==== Input rows
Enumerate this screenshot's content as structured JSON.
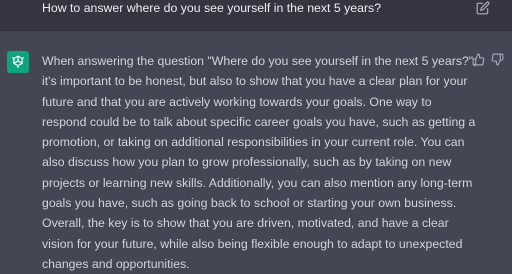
{
  "user_message": {
    "text": "How to answer where do you see yourself in the next 5 years?",
    "edit_icon": "edit-icon"
  },
  "assistant_message": {
    "avatar_icon": "chatgpt-logo-icon",
    "text": "When answering the question \"Where do you see yourself in the next 5 years?\", it's important to be honest, but also to show that you have a clear plan for your future and that you are actively working towards your goals. One way to respond could be to talk about specific career goals you have, such as getting a promotion, or taking on additional responsibilities in your current role. You can also discuss how you plan to grow professionally, such as by taking on new projects or learning new skills. Additionally, you can also mention any long-term goals you have, such as going back to school or starting your own business. Overall, the key is to show that you are driven, motivated, and have a clear vision for your future, while also being flexible enough to adapt to unexpected changes and opportunities.",
    "feedback_icons": [
      "thumbs-up-icon",
      "thumbs-down-icon"
    ]
  },
  "colors": {
    "user_bg": "#343541",
    "assistant_bg": "#444654",
    "avatar_bg": "#10a37f",
    "text": "#d1d5db"
  }
}
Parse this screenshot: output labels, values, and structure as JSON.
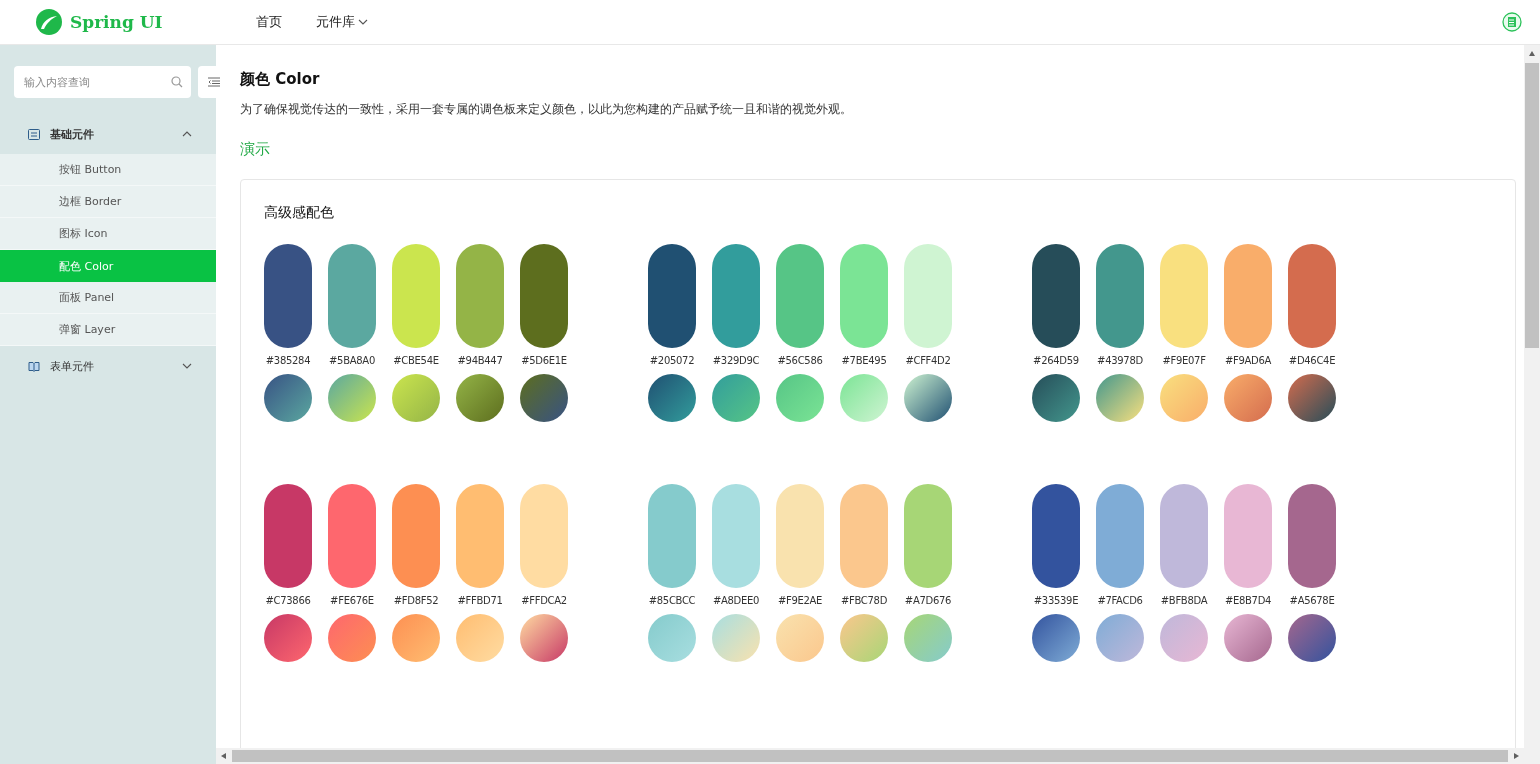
{
  "header": {
    "logo_text": "Spring UI",
    "nav": [
      {
        "label": "首页",
        "dropdown": false
      },
      {
        "label": "元件库",
        "dropdown": true
      }
    ]
  },
  "sidebar": {
    "search": {
      "placeholder": "输入内容查询"
    },
    "groups": [
      {
        "label": "基础元件",
        "expanded": true,
        "children": [
          {
            "label": "按钮 Button",
            "selected": false
          },
          {
            "label": "边框 Border",
            "selected": false
          },
          {
            "label": "图标 Icon",
            "selected": false
          },
          {
            "label": "配色 Color",
            "selected": true
          },
          {
            "label": "面板 Panel",
            "selected": false
          },
          {
            "label": "弹窗 Layer",
            "selected": false
          }
        ]
      },
      {
        "label": "表单元件",
        "expanded": false
      }
    ]
  },
  "page": {
    "title": "颜色 Color",
    "description": "为了确保视觉传达的一致性，采用一套专属的调色板来定义颜色，以此为您构建的产品赋予统一且和谐的视觉外观。",
    "demo_label": "演示"
  },
  "card": {
    "title": "高级感配色",
    "palettes": [
      {
        "swatches": [
          {
            "label": "#385284",
            "color": "#385284"
          },
          {
            "label": "#5BA8A0",
            "color": "#5ba8a0"
          },
          {
            "label": "#CBE54E",
            "color": "#cbe54e"
          },
          {
            "label": "#94B447",
            "color": "#94b447"
          },
          {
            "label": "#5D6E1E",
            "color": "#5d6e1e"
          }
        ]
      },
      {
        "swatches": [
          {
            "label": "#205072",
            "color": "#205072"
          },
          {
            "label": "#329D9C",
            "color": "#329d9c"
          },
          {
            "label": "#56C586",
            "color": "#56c586"
          },
          {
            "label": "#7BE495",
            "color": "#7be495"
          },
          {
            "label": "#CFF4D2",
            "color": "#cff4d2"
          }
        ]
      },
      {
        "swatches": [
          {
            "label": "#264D59",
            "color": "#264d59"
          },
          {
            "label": "#43978D",
            "color": "#43978d"
          },
          {
            "label": "#F9E07F",
            "color": "#f9e07f"
          },
          {
            "label": "#F9AD6A",
            "color": "#f9ad6a"
          },
          {
            "label": "#D46C4E",
            "color": "#d46c4e"
          }
        ]
      },
      {
        "swatches": [
          {
            "label": "#C73866",
            "color": "#c73866"
          },
          {
            "label": "#FE676E",
            "color": "#fe676e"
          },
          {
            "label": "#FD8F52",
            "color": "#fd8f52"
          },
          {
            "label": "#FFBD71",
            "color": "#ffbd71"
          },
          {
            "label": "#FFDCA2",
            "color": "#ffdca2"
          }
        ]
      },
      {
        "swatches": [
          {
            "label": "#85CBCC",
            "color": "#85cbcc"
          },
          {
            "label": "#A8DEE0",
            "color": "#a8dee0"
          },
          {
            "label": "#F9E2AE",
            "color": "#f9e2ae"
          },
          {
            "label": "#FBC78D",
            "color": "#fbc78d"
          },
          {
            "label": "#A7D676",
            "color": "#a7d676"
          }
        ]
      },
      {
        "swatches": [
          {
            "label": "#33539E",
            "color": "#33539e"
          },
          {
            "label": "#7FACD6",
            "color": "#7facd6"
          },
          {
            "label": "#BFB8DA",
            "color": "#bfb8da"
          },
          {
            "label": "#E8B7D4",
            "color": "#e8b7d4"
          },
          {
            "label": "#A5678E",
            "color": "#a5678e"
          }
        ]
      }
    ]
  }
}
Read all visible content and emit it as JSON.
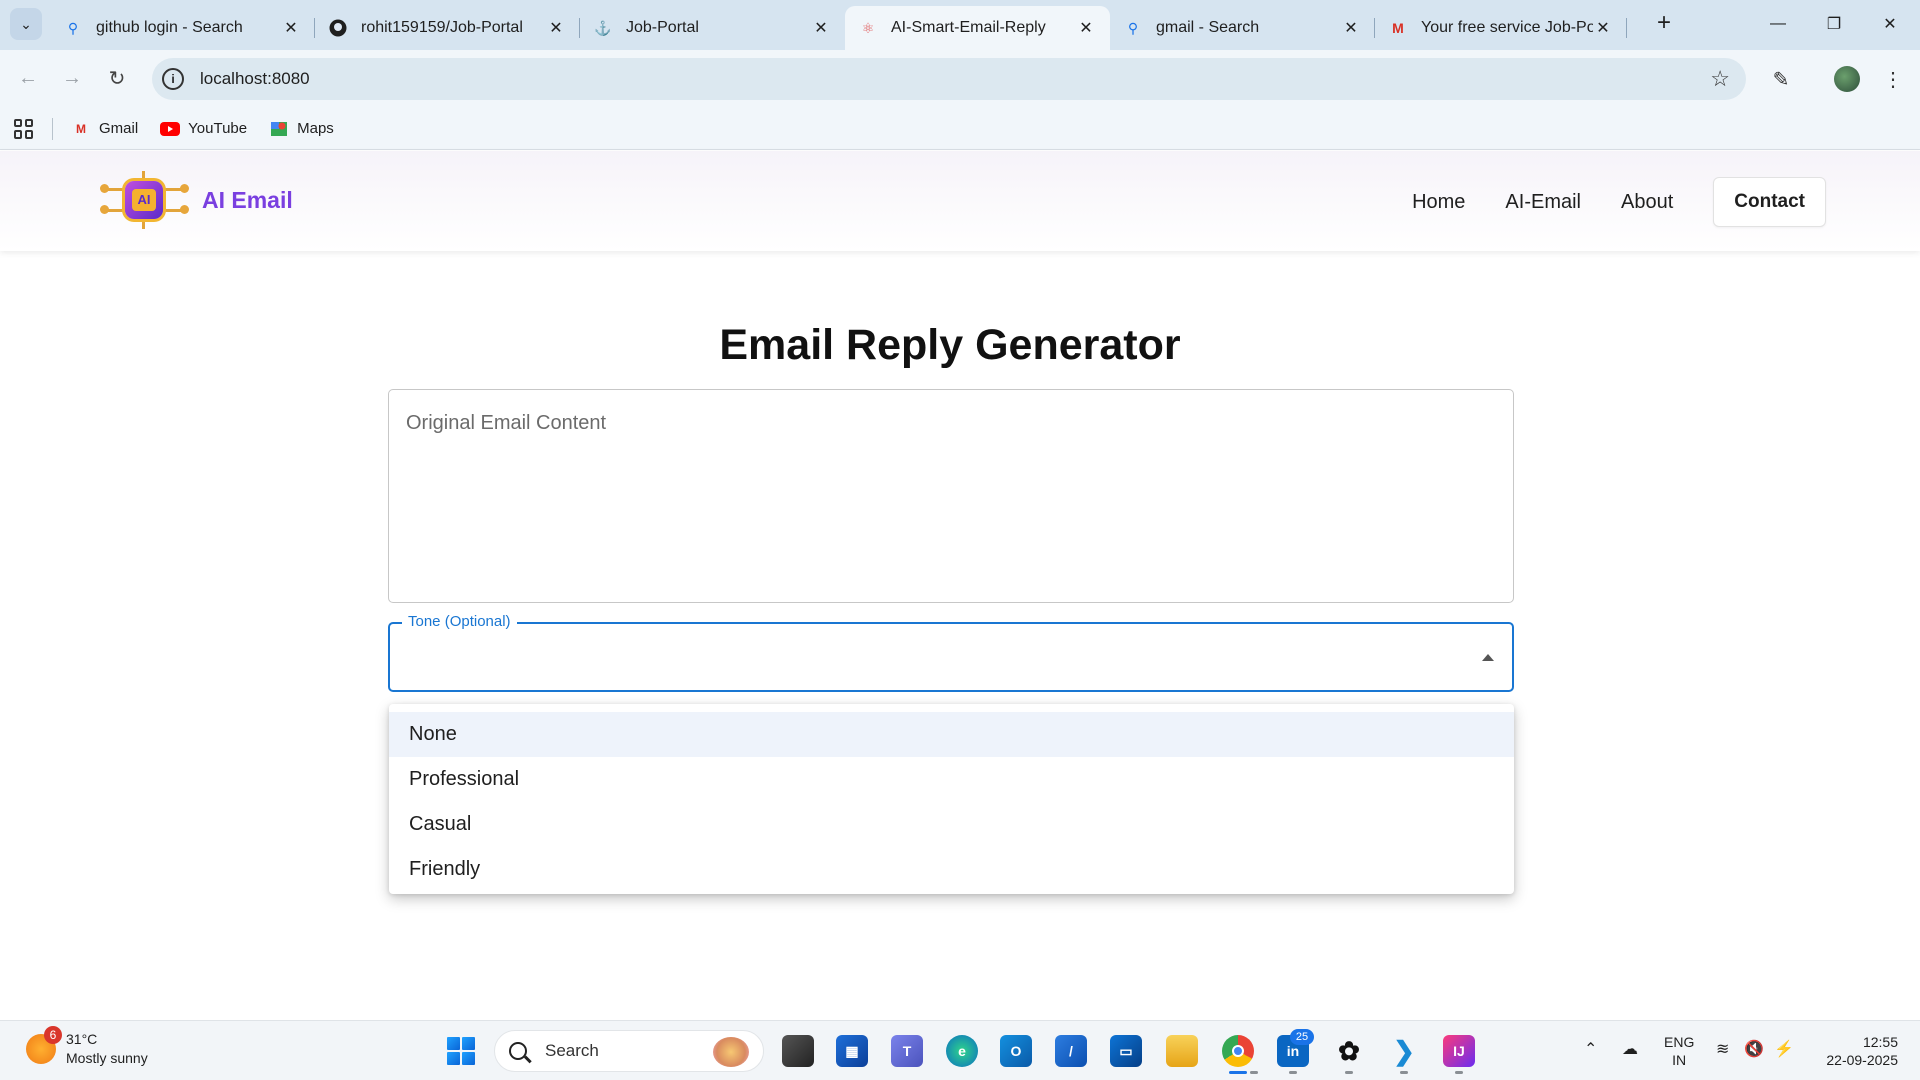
{
  "browser": {
    "tabs": [
      {
        "title": "github login - Search",
        "icon": "search-icon",
        "active": false
      },
      {
        "title": "rohit159159/Job-Portal",
        "icon": "github-icon",
        "active": false
      },
      {
        "title": "Job-Portal",
        "icon": "anchor-icon",
        "active": false
      },
      {
        "title": "AI-Smart-Email-Reply",
        "icon": "react-icon",
        "active": true
      },
      {
        "title": "gmail - Search",
        "icon": "search-icon",
        "active": false
      },
      {
        "title": "Your free service Job-Porta",
        "icon": "gmail-icon",
        "active": false
      }
    ],
    "url": "localhost:8080",
    "bookmarks": [
      {
        "label": "Gmail",
        "icon": "gmail-icon"
      },
      {
        "label": "YouTube",
        "icon": "youtube-icon"
      },
      {
        "label": "Maps",
        "icon": "maps-icon"
      }
    ]
  },
  "app": {
    "brand": "AI Email",
    "logo_text": "AI",
    "nav": {
      "home": "Home",
      "ai_email": "AI-Email",
      "about": "About",
      "contact": "Contact"
    },
    "heading": "Email Reply Generator",
    "email_placeholder": "Original Email Content",
    "tone_label": "Tone (Optional)",
    "tone_options": [
      "None",
      "Professional",
      "Casual",
      "Friendly"
    ],
    "highlighted_option": "None"
  },
  "taskbar": {
    "weather_temp": "31°C",
    "weather_desc": "Mostly sunny",
    "weather_badge": "6",
    "search_label": "Search",
    "linkedin_badge": "25",
    "lang_line1": "ENG",
    "lang_line2": "IN",
    "time": "12:55",
    "date": "22-09-2025"
  }
}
========
**Your task**
Your task is to gather every line with the word "Portal" and copy it.

**Response for this exercise**
        "title": "rohit159159/Job-Portal",
        "title": "Job-Portal",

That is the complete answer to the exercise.